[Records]
━━━━━━━━
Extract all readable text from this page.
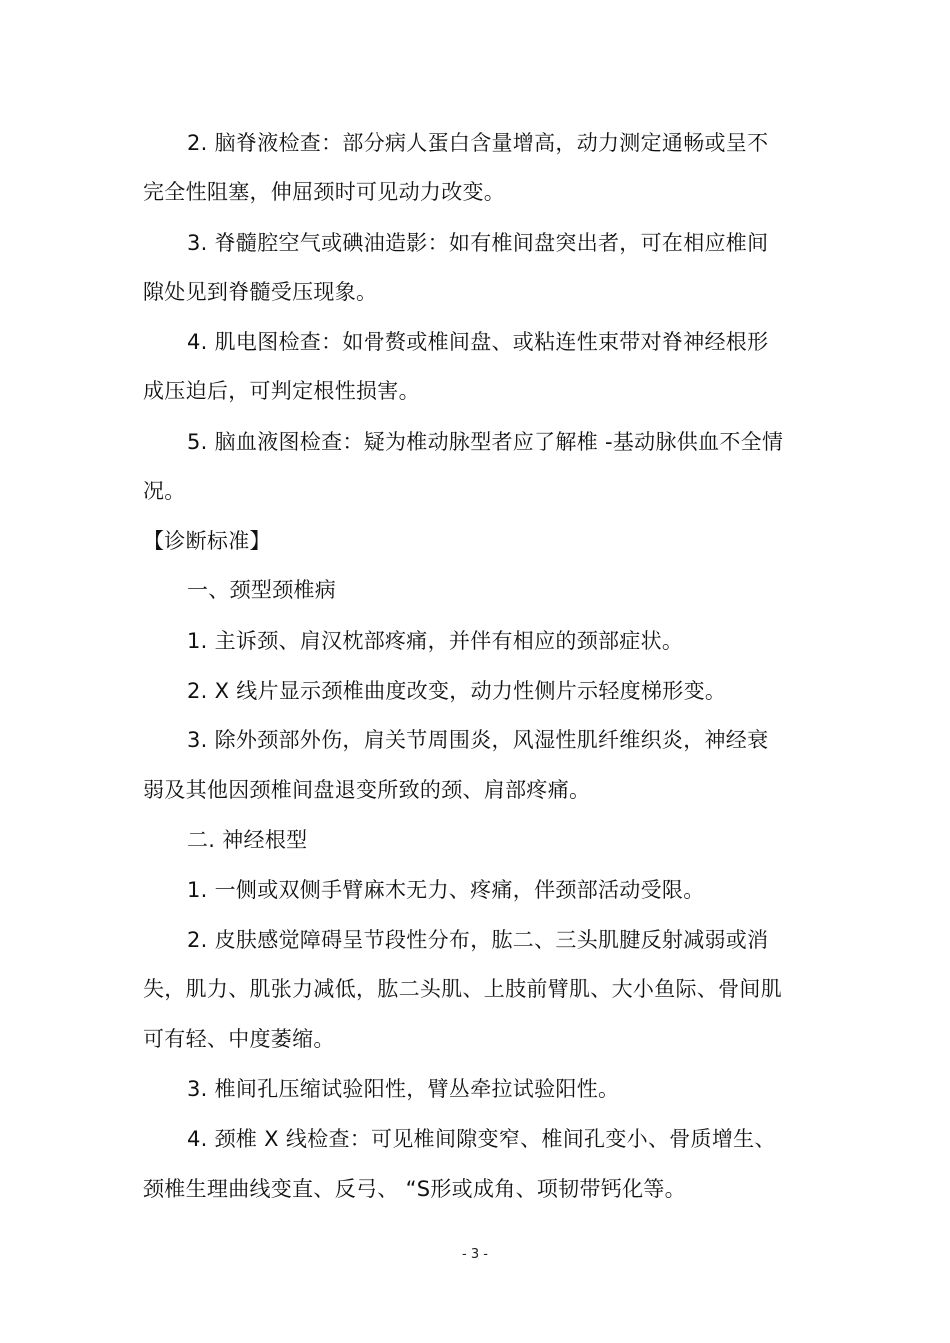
2. 脑脊液检查：部分病人蛋白含量增高，动力测定通畅或呈不
完全性阻塞，伸屈颈时可见动力改变。
3. 脊髓腔空气或碘油造影：如有椎间盘突出者，可在相应椎间
隙处见到脊髓受压现象。
4. 肌电图检查：如骨赘或椎间盘、或粘连性束带对脊神经根形
成压迫后，可判定根性损害。
5. 脑血液图检查：疑为椎动脉型者应了解椎 -基动脉供血不全情
况。
【诊断标准】
一、颈型颈椎病
1. 主诉颈、肩汉枕部疼痛，并伴有相应的颈部症状。
2. X 线片显示颈椎曲度改变，动力性侧片示轻度梯形变。
3. 除外颈部外伤，肩关节周围炎，风湿性肌纤维织炎，神经衰
弱及其他因颈椎间盘退变所致的颈、肩部疼痛。
二. 神经根型
1. 一侧或双侧手臂麻木无力、疼痛，伴颈部活动受限。
2. 皮肤感觉障碍呈节段性分布，肱二、三头肌腱反射减弱或消
失，肌力、肌张力减低，肱二头肌、上肢前臂肌、大小鱼际、骨间肌
可有轻、中度萎缩。
3. 椎间孔压缩试验阳性，臂丛牵拉试验阳性。
4. 颈椎 X 线检查：可见椎间隙变窄、椎间孔变小、骨质增生、
颈椎生理曲线变直、反弓、 “S形或成角、项韧带钙化等。
- 3 -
━━━━━━━━
_Aim_
Write out the entries again, exactly as given, skipping any images.

_Answer below_
Extract all readable text from this page.
2. 脑脊液检查：部分病人蛋白含量增高，动力测定通畅或呈不
完全性阻塞，伸屈颈时可见动力改变。
3. 脊髓腔空气或碘油造影：如有椎间盘突出者，可在相应椎间
隙处见到脊髓受压现象。
4. 肌电图检查：如骨赘或椎间盘、或粘连性束带对脊神经根形
成压迫后，可判定根性损害。
5. 脑血液图检查：疑为椎动脉型者应了解椎 -基动脉供血不全情
况。
【诊断标准】
一、颈型颈椎病
1. 主诉颈、肩汉枕部疼痛，并伴有相应的颈部症状。
2. X 线片显示颈椎曲度改变，动力性侧片示轻度梯形变。
3. 除外颈部外伤，肩关节周围炎，风湿性肌纤维织炎，神经衰
弱及其他因颈椎间盘退变所致的颈、肩部疼痛。
二. 神经根型
1. 一侧或双侧手臂麻木无力、疼痛，伴颈部活动受限。
2. 皮肤感觉障碍呈节段性分布，肱二、三头肌腱反射减弱或消
失，肌力、肌张力减低，肱二头肌、上肢前臂肌、大小鱼际、骨间肌
可有轻、中度萎缩。
3. 椎间孔压缩试验阳性，臂丛牵拉试验阳性。
4. 颈椎 X 线检查：可见椎间隙变窄、椎间孔变小、骨质增生、
颈椎生理曲线变直、反弓、 “S形或成角、项韧带钙化等。
- 3 -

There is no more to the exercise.